TEXT SECTION:
• • •

Hacker News new | past | comments | ask | show | jobs | submit login
Ask HN: What highly scalable thing have you built with Go?
102 points by jonathan-kosgei on July 2, 2018 | hide | past | favorite | 75 comments
I've just read this article by Randall Degges on how ipify.org scaled to 30 billion API calls a month on a few Heroku dynamos after the app was re-written in Go.

Have you re-written any of your applications in Go and experienced significantly higher performance?

We wrote our bidder (in app advertising) in Go. It is globally distributed (close to the exchanges) and handles 1.5-2M requests/s (OpenRTB,~50-90k/s per instance) with a p99 of 10-20ms (without network latency). Really happy with Go, especially the GC improvements done by the Go team in the last few releases. For a previous similar project we used Ruby which was quite a bit slower.

Similar problem space (we don’t bid but capture rtb data for analysis).

Similar throughput, our bottleneck at this point is moving data around.

We’ve abandoned channels for most of this. The next major improvement would be to rebuild the http stack & that’s just not worth it.

Someone shared this with me https://blog.golang.org/share-memory-by-communicating - Share memory by communicating.

And also pointed me to nats.io, a messaging system that handles 10M messages per second on a $50 server.

See the comment at: https://www.indiehackers.com/forum/how-we-handle-25m-api-cal...

Should fasthttp be used in production? It seems to get a lot of flak for not fully implementing HTTP.


Like every engineering decision it is a risk/reward spectrum. But unless you have profiled to know that net/http is your bottleneck, no, you should almost certainly not use fasthttp.

We use it in production, though fair warning we have very limited endpoint and consumers that allow us to test it aggressively.

What I really meant is we'd need to take things down to the bare network stack. Lots of our memory use/bottlenecks are fairly deep into the std lib.

Same here - we don’t use channels in the hot code path and did replace the Go HTTP parser.

How large is your payload? Asking out of curiousity.

Between 2-40KB, the average is likely closer to 2-4KB (Gzipped JSON or Protobuf)

At Uber we built Jaeger (https://github.com/jaegertracing/jaeger), which is doing something like 200K writes per minute into our Cassandra cluster.

I was curious as to how Jaeger's performance compares while running on Elasticsearch 5.x/6.x NoSQL cluster versus the Cassandra cluster you described?

Go Cassandra... Elasticsearch is a pain in the arse. I have yet to meet someone who has confidence in it at as primary store of data except with the lightest of workloads.

Personally I don't know. We don't use the elasticsearch backend internally.

A BitTorrent client https://github.com/anacrolix/torrent, and several projects using it. The original idea started in Python which just didn't cope. Things are probably better now in Python with green-threading being a standard concept, but you just can't easily get the throughput you need without minimal overhead, and that overhead is just too high in Python.

• • •

GIVEN TASK:
Pick up the forum thread on scalable systems built with Go at its final comment and continue it with further replies in the same style.

INFORMATION PROVIDED:
• • •

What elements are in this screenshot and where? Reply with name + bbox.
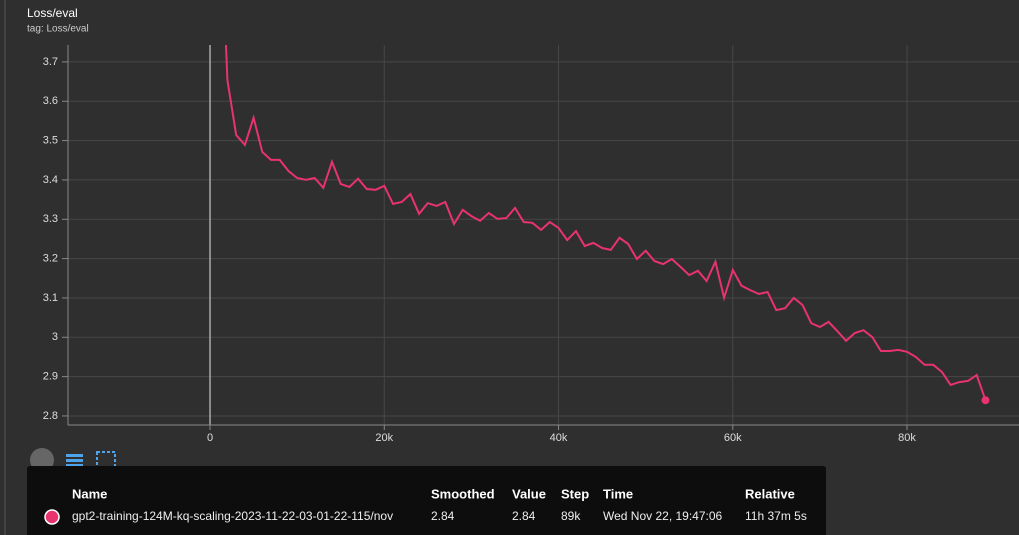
y-tick-label: 3.2 <box>43 253 58 265</box>
y-tick-label: 3 <box>52 331 58 343</box>
table-header: Value <box>512 486 546 501</box>
y-tick-label: 3.7 <box>43 56 58 68</box>
chart-title: Loss/eval <box>27 6 78 20</box>
x-tick-label: 80k <box>898 432 916 444</box>
list-icon[interactable] <box>66 454 83 467</box>
x-tick-label: 0 <box>207 432 213 444</box>
y-tick-label: 3.4 <box>43 174 58 186</box>
x-tick-label: 60k <box>724 432 742 444</box>
x-tick-label: 40k <box>550 432 568 444</box>
y-tick-label: 3.5 <box>43 134 58 146</box>
table-header: Step <box>561 486 589 501</box>
table-cell: 2.84 <box>431 509 455 523</box>
legend-table <box>27 466 826 535</box>
table-header: Name <box>72 486 107 501</box>
end-point <box>981 396 990 405</box>
table-header: Relative <box>745 486 795 501</box>
y-tick-label: 2.9 <box>43 371 58 383</box>
x-tick-label: 20k <box>375 432 393 444</box>
table-cell: Wed Nov 22, 19:47:06 <box>603 509 723 523</box>
y-tick-label: 2.8 <box>43 410 58 422</box>
series-swatch <box>44 509 60 525</box>
chart-subtitle: tag: Loss/eval <box>27 24 89 35</box>
y-tick-label: 3.6 <box>43 95 58 107</box>
table-cell: 89k <box>561 509 581 523</box>
y-tick-label: 3.3 <box>43 213 58 225</box>
table-header: Time <box>603 486 633 501</box>
table-cell: 11h 37m 5s <box>745 509 807 523</box>
y-tick-label: 3.1 <box>43 292 58 304</box>
table-cell: 2.84 <box>512 509 536 523</box>
series-line <box>224 45 987 401</box>
run-name: gpt2-training-124M-kq-scaling-2023-11-22… <box>72 509 393 523</box>
table-header: Smoothed <box>431 486 495 501</box>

• • •

OUTPUT BELOW:
Which is strange given the first version of bittorrent was written in Python.

Also, the default torrent client in Ubuntu is Deluge, which is in Python too. I download 20 torrents at 20M/s without any issue with it.

But I get that using threads, downloading from 1000 clients is annoying to code, and indeed you are right, today with asyncio, the story is different.

And I definitely understand the appeal of Go for network concurrency for a lot of projects.

I just don't get how Python didn't fit the bill for this particular one. It's just a client, after all.

Maybe I'm missing something.

First guess: Packaging and distributing python binaries is more difficult than it is with Go.

(I like Python a lot; I've written tens of thousands of lines of it. But its code packaging systems leave much to be desired).

Oh yeah, no argument there. Even now with the fantastic nuitka that compiles Python seamlessly to a stand alone executable, you still don't have the cross compilation story go has. And you have to be careful with libc.

But the thread is about highly scalable things, isn't it ?

Packaging is inherently harder in Python, because of the emphasis on modularity. But conda does a good job. I've been very happy with Miniconda.

We are talking about end user packaging.

Lib packaging is a solved problem. For installing, people are just using pipenv. For creating, it's just an 2 lines setup.py file and a ini file to fill in now (http://setuptools.readthedocs.io/en/latest/setuptools.html#c...)

Yeah in it's early days, the torrent network was small, and peer counts were limited. The original, and many later Python implementations used event loops, which side step concurrency implementation overheads (like threads), and very often do a lot of heavy lifting in C. I'm not sure that Deluge is Python for the torrent part. The standard is to use libtorrent these days.

Python can handle a torrent client with appropriate tools, but you just have to be extra careful about algorithms etc.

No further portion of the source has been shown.